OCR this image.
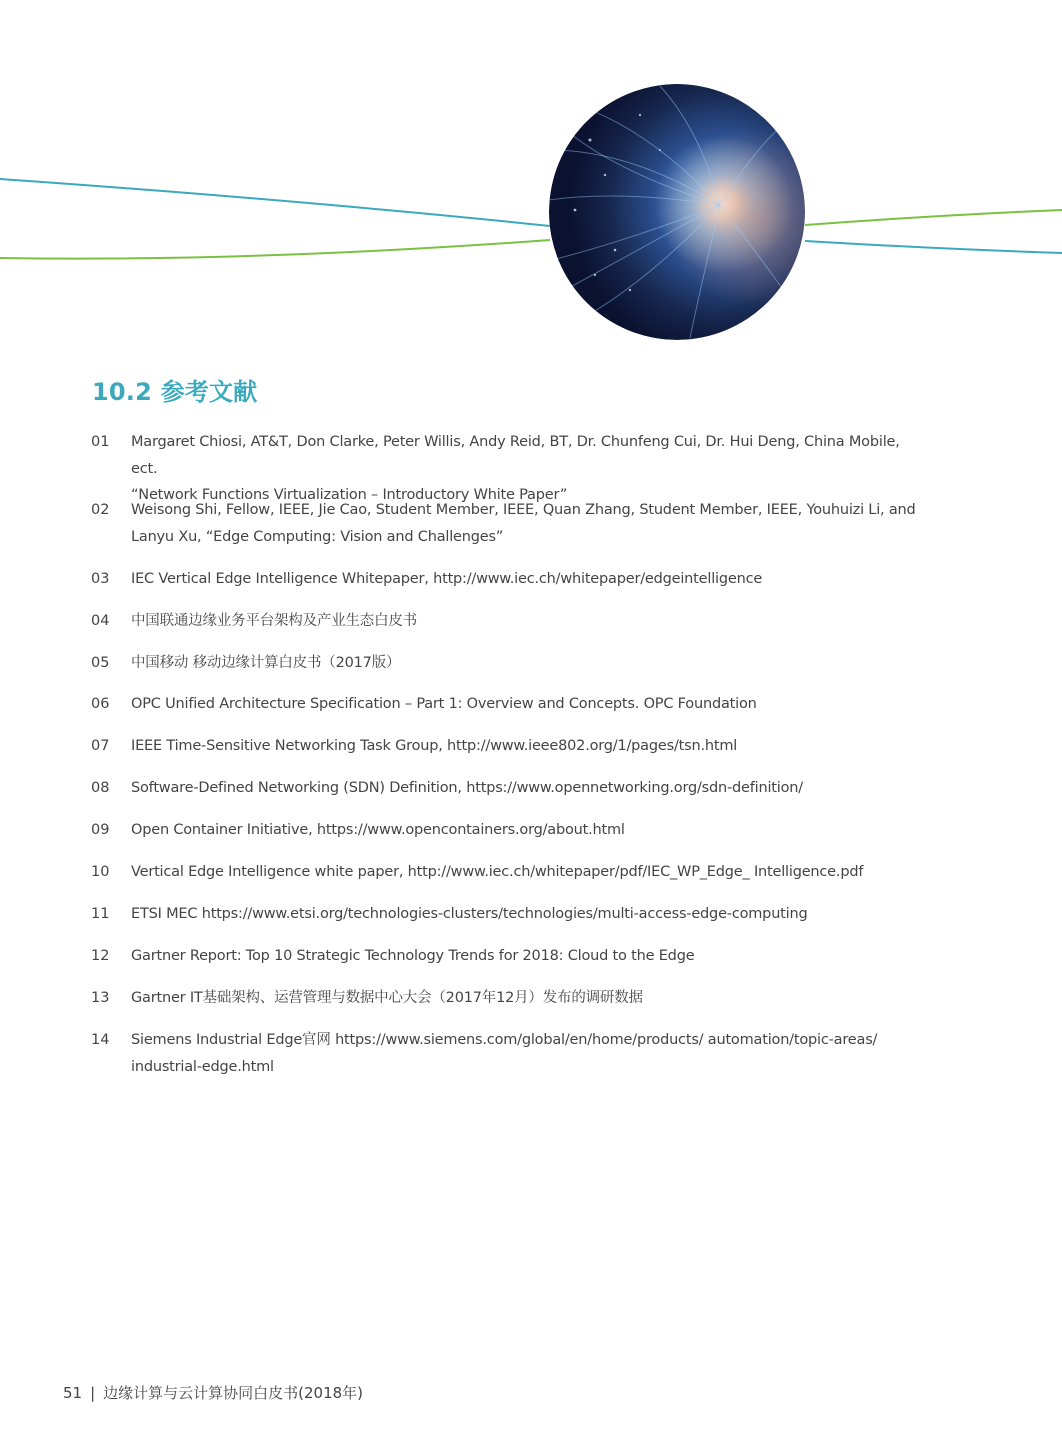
10.2 参考文献
01	Margaret Chiosi, AT&T, Don Clarke, Peter Willis, Andy Reid, BT, Dr. Chunfeng Cui, Dr. Hui Deng, China Mobile, ect.
“Network Functions Virtualization – Introductory White Paper”
02	Weisong Shi, Fellow, IEEE, Jie Cao, Student Member, IEEE, Quan Zhang, Student Member, IEEE, Youhuizi Li, and
Lanyu Xu, “Edge Computing: Vision and Challenges”
03	IEC Vertical Edge Intelligence Whitepaper, http://www.iec.ch/whitepaper/edgeintelligence
04	中国联通边缘业务平台架构及产业生态白皮书
05	中国移动 移动边缘计算白皮书（2017版）
06	OPC Unified Architecture Specification – Part 1: Overview and Concepts. OPC Foundation
07	IEEE Time-Sensitive Networking Task Group, http://www.ieee802.org/1/pages/tsn.html
08	Software-Defined Networking (SDN) Definition, https://www.opennetworking.org/sdn-definition/
09	Open Container Initiative, https://www.opencontainers.org/about.html
10	Vertical Edge Intelligence white paper, http://www.iec.ch/whitepaper/pdf/IEC_WP_Edge_ Intelligence.pdf
11	ETSI MEC https://www.etsi.org/technologies-clusters/technologies/multi-access-edge-computing
12	Gartner Report: Top 10 Strategic Technology Trends for 2018: Cloud to the Edge
13	Gartner IT基础架构、运营管理与数据中心大会（2017年12月）发布的调研数据
14	Siemens Industrial Edge官网 https://www.siemens.com/global/en/home/products/ automation/topic-areas/
industrial-edge.html
51 | 边缘计算与云计算协同白皮书(2018年)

______

REQUIREMENTS> Copy out each line exactly, without the pictures.

THE SOLUTION>
OCR this image.
10.2 参考文献
01	Margaret Chiosi, AT&T, Don Clarke, Peter Willis, Andy Reid, BT, Dr. Chunfeng Cui, Dr. Hui Deng, China Mobile, ect.
“Network Functions Virtualization – Introductory White Paper”
02	Weisong Shi, Fellow, IEEE, Jie Cao, Student Member, IEEE, Quan Zhang, Student Member, IEEE, Youhuizi Li, and
Lanyu Xu, “Edge Computing: Vision and Challenges”
03	IEC Vertical Edge Intelligence Whitepaper, http://www.iec.ch/whitepaper/edgeintelligence
04	中国联通边缘业务平台架构及产业生态白皮书
05	中国移动 移动边缘计算白皮书（2017版）
06	OPC Unified Architecture Specification – Part 1: Overview and Concepts. OPC Foundation
07	IEEE Time-Sensitive Networking Task Group, http://www.ieee802.org/1/pages/tsn.html
08	Software-Defined Networking (SDN) Definition, https://www.opennetworking.org/sdn-definition/
09	Open Container Initiative, https://www.opencontainers.org/about.html
10	Vertical Edge Intelligence white paper, http://www.iec.ch/whitepaper/pdf/IEC_WP_Edge_ Intelligence.pdf
11	ETSI MEC https://www.etsi.org/technologies-clusters/technologies/multi-access-edge-computing
12	Gartner Report: Top 10 Strategic Technology Trends for 2018: Cloud to the Edge
13	Gartner IT基础架构、运营管理与数据中心大会（2017年12月）发布的调研数据
14	Siemens Industrial Edge官网 https://www.siemens.com/global/en/home/products/ automation/topic-areas/
industrial-edge.html
51 | 边缘计算与云计算协同白皮书(2018年)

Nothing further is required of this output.